▶ YOUR TASK
Could you update this listing so that "bounding boxes" becomes "box coordinates" throughout, with everything else unchanged and the pictures left out?

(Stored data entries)
╔══

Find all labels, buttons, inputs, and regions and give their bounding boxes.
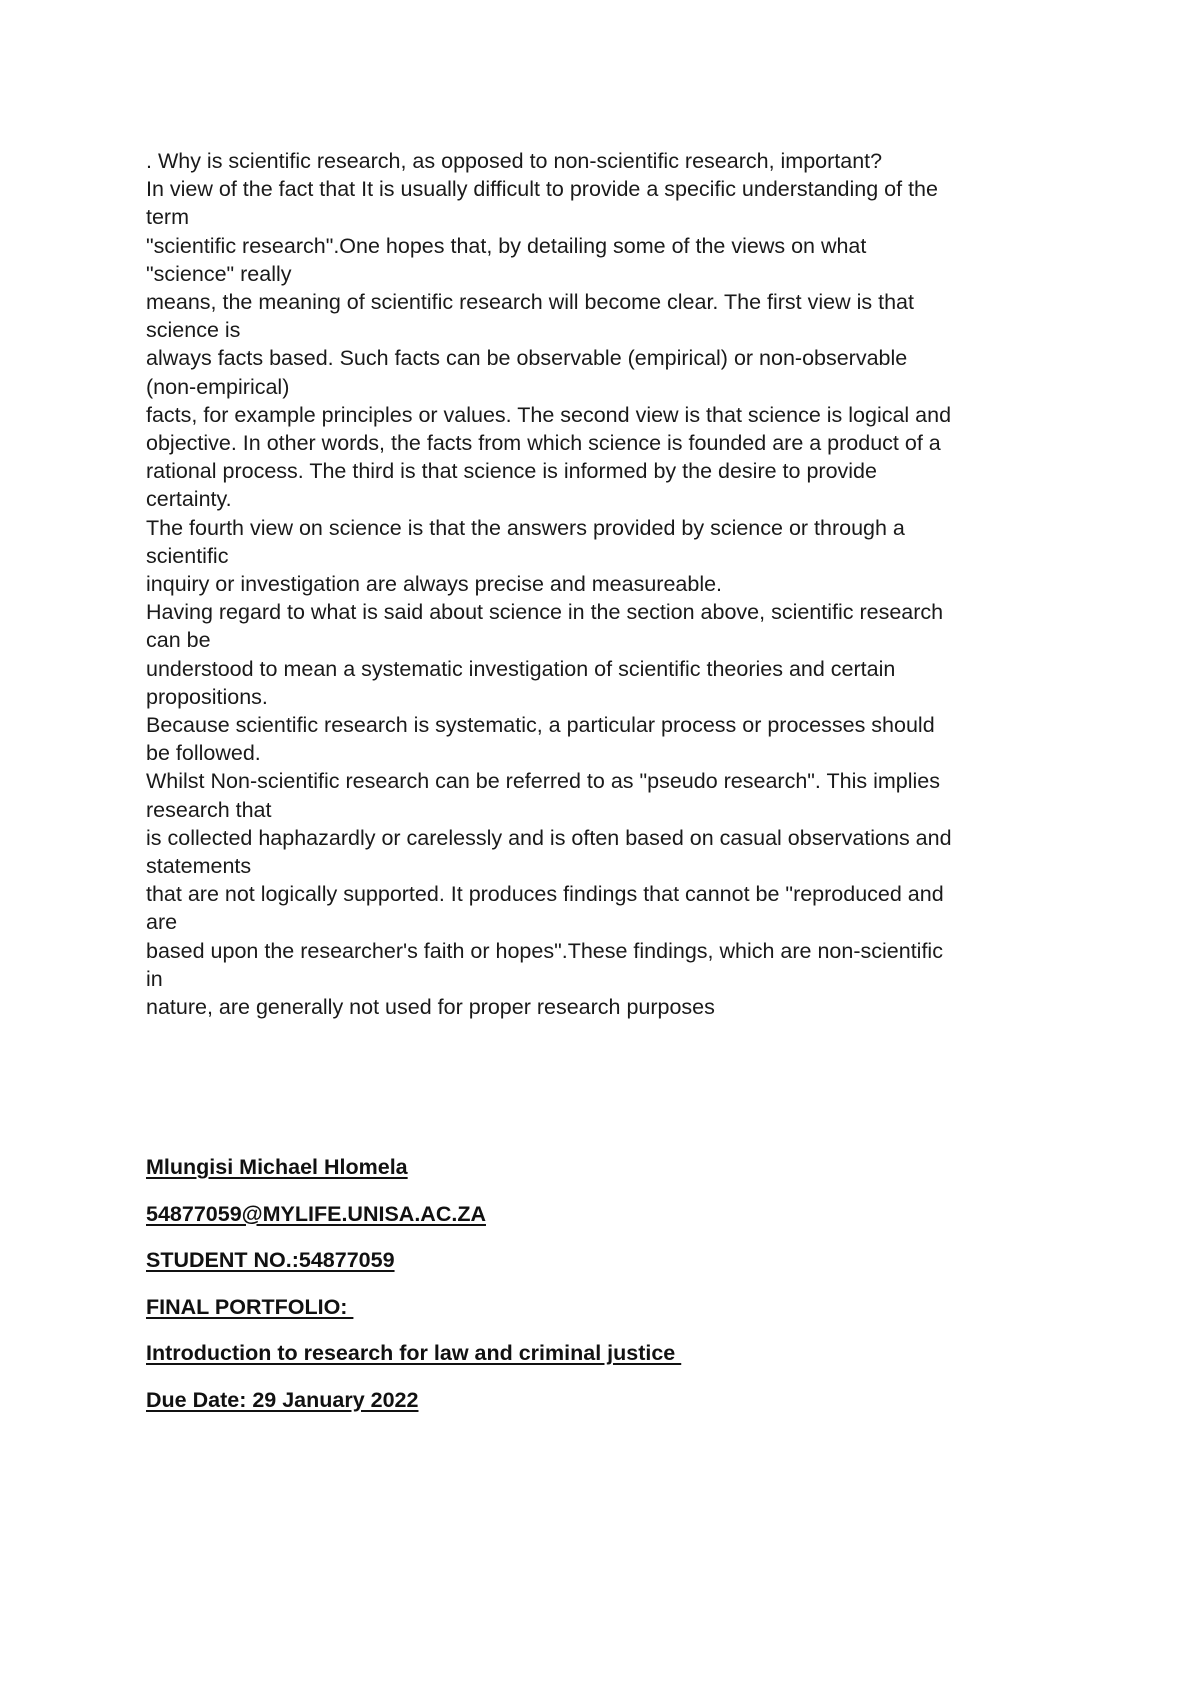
signature-block xyxy=(146,1153,1046,1432)
course-title: Introduction to research for law and criminal justice xyxy=(146,1341,682,1365)
text-line: can be xyxy=(146,628,211,653)
text-line: research that xyxy=(146,797,272,822)
text-line: nature, are generally not used for proper research purposes xyxy=(146,995,715,1020)
text-line: inquiry or investigation are always precise and measureable. xyxy=(146,572,723,597)
text-line: that are not logically supported. It produces findings that cannot be "reproduced and xyxy=(146,882,944,907)
text-line: rational process. The third is that science is informed by the desire to provide xyxy=(146,459,877,484)
text-line: is collected haphazardly or carelessly and is often based on casual observations and xyxy=(146,825,952,850)
text-line: . Why is scientific research, as opposed to non-scientific research, important? xyxy=(146,149,883,173)
text-line: statements xyxy=(146,854,252,879)
text-line: Whilst Non-scientific research can be referred to as "pseudo research". This implies xyxy=(146,769,940,794)
text-line: are xyxy=(146,910,178,935)
text-line: scientific xyxy=(146,543,229,568)
text-line: Because scientific research is systematic, a particular process or processes should xyxy=(146,713,935,738)
text-line: facts, for example principles or values. The second view is that science is logical and xyxy=(146,402,952,427)
text-line: in xyxy=(146,966,163,991)
due-date: Due Date: 29 January 2022 xyxy=(146,1387,419,1412)
text-line: "science" really xyxy=(146,261,292,286)
text-line: In view of the fact that It is usually difficult to provide a specific understanding of the xyxy=(146,177,938,202)
text-line: means, the meaning of scientific research will become clear. The first view is that xyxy=(146,290,914,315)
student-number: STUDENT NO.:54877059 xyxy=(146,1248,395,1272)
body-text xyxy=(146,147,1086,1021)
text-line: The fourth view on science is that the answers provided by science or through a xyxy=(146,515,905,540)
text-line: "scientific research".One hopes that, by detailing some of the views on what xyxy=(146,233,867,258)
portfolio-title: FINAL PORTFOLIO: xyxy=(146,1294,354,1319)
text-line: certainty. xyxy=(146,487,232,512)
text-line: (non-empirical) xyxy=(146,374,290,399)
text-line: be followed. xyxy=(146,741,261,766)
text-line: based upon the researcher's faith or hopes".These findings, which are non-scientific xyxy=(146,938,943,963)
text-line: term xyxy=(146,205,189,230)
text-line: understood to mean a systematic investigation of scientific theories and certain xyxy=(146,656,896,681)
text-line: always facts based. Such facts can be observable (empirical) or non-observable xyxy=(146,346,908,371)
author-email: 54877059@MYLIFE.UNISA.AC.ZA xyxy=(146,1201,486,1226)
text-line: Having regard to what is said about science in the section above, scientific research xyxy=(146,600,944,625)
text-line: objective. In other words, the facts from which science is founded are a product of a xyxy=(146,431,941,456)
text-line: science is xyxy=(146,318,241,343)
text-line: propositions. xyxy=(146,684,268,709)
author-name: Mlungisi Michael Hlomela xyxy=(146,1155,408,1179)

╚══

▶ EXERCISE RESULT
Find all labels, buttons, inputs, and regions and give their box coordinates.
signature-block xyxy=(146,1153,1046,1432)
course-title: Introduction to research for law and criminal justice xyxy=(146,1341,682,1365)
text-line: can be xyxy=(146,628,211,653)
text-line: research that xyxy=(146,797,272,822)
text-line: nature, are generally not used for proper research purposes xyxy=(146,995,715,1020)
text-line: inquiry or investigation are always precise and measureable. xyxy=(146,572,723,597)
text-line: that are not logically supported. It produces findings that cannot be "reproduced and xyxy=(146,882,944,907)
text-line: rational process. The third is that science is informed by the desire to provide xyxy=(146,459,877,484)
text-line: is collected haphazardly or carelessly and is often based on casual observations and xyxy=(146,825,952,850)
text-line: . Why is scientific research, as opposed to non-scientific research, important? xyxy=(146,149,883,173)
text-line: statements xyxy=(146,854,252,879)
text-line: Whilst Non-scientific research can be referred to as "pseudo research". This implies xyxy=(146,769,940,794)
text-line: are xyxy=(146,910,178,935)
text-line: scientific xyxy=(146,543,229,568)
text-line: Because scientific research is systematic, a particular process or processes should xyxy=(146,713,935,738)
text-line: facts, for example principles or values. The second view is that science is logical and xyxy=(146,402,952,427)
text-line: in xyxy=(146,966,163,991)
due-date: Due Date: 29 January 2022 xyxy=(146,1387,419,1412)
text-line: "science" really xyxy=(146,261,292,286)
text-line: In view of the fact that It is usually difficult to provide a specific understanding of the xyxy=(146,177,938,202)
text-line: means, the meaning of scientific research will become clear. The first view is that xyxy=(146,290,914,315)
student-number: STUDENT NO.:54877059 xyxy=(146,1248,395,1272)
body-text xyxy=(146,147,1086,1021)
text-line: The fourth view on science is that the answers provided by science or through a xyxy=(146,515,905,540)
text-line: "scientific research".One hopes that, by detailing some of the views on what xyxy=(146,233,867,258)
portfolio-title: FINAL PORTFOLIO: xyxy=(146,1294,354,1319)
text-line: certainty. xyxy=(146,487,232,512)
text-line: (non-empirical) xyxy=(146,374,290,399)
text-line: be followed. xyxy=(146,741,261,766)
text-line: based upon the researcher's faith or hopes".These findings, which are non-scientific xyxy=(146,938,943,963)
text-line: term xyxy=(146,205,189,230)
text-line: understood to mean a systematic investigation of scientific theories and certain xyxy=(146,656,896,681)
text-line: always facts based. Such facts can be observable (empirical) or non-observable xyxy=(146,346,908,371)
author-email: 54877059@MYLIFE.UNISA.AC.ZA xyxy=(146,1201,486,1226)
text-line: Having regard to what is said about science in the section above, scientific research xyxy=(146,600,944,625)
text-line: objective. In other words, the facts from which science is founded are a product of a xyxy=(146,431,941,456)
text-line: science is xyxy=(146,318,241,343)
text-line: propositions. xyxy=(146,684,268,709)
author-name: Mlungisi Michael Hlomela xyxy=(146,1155,408,1179)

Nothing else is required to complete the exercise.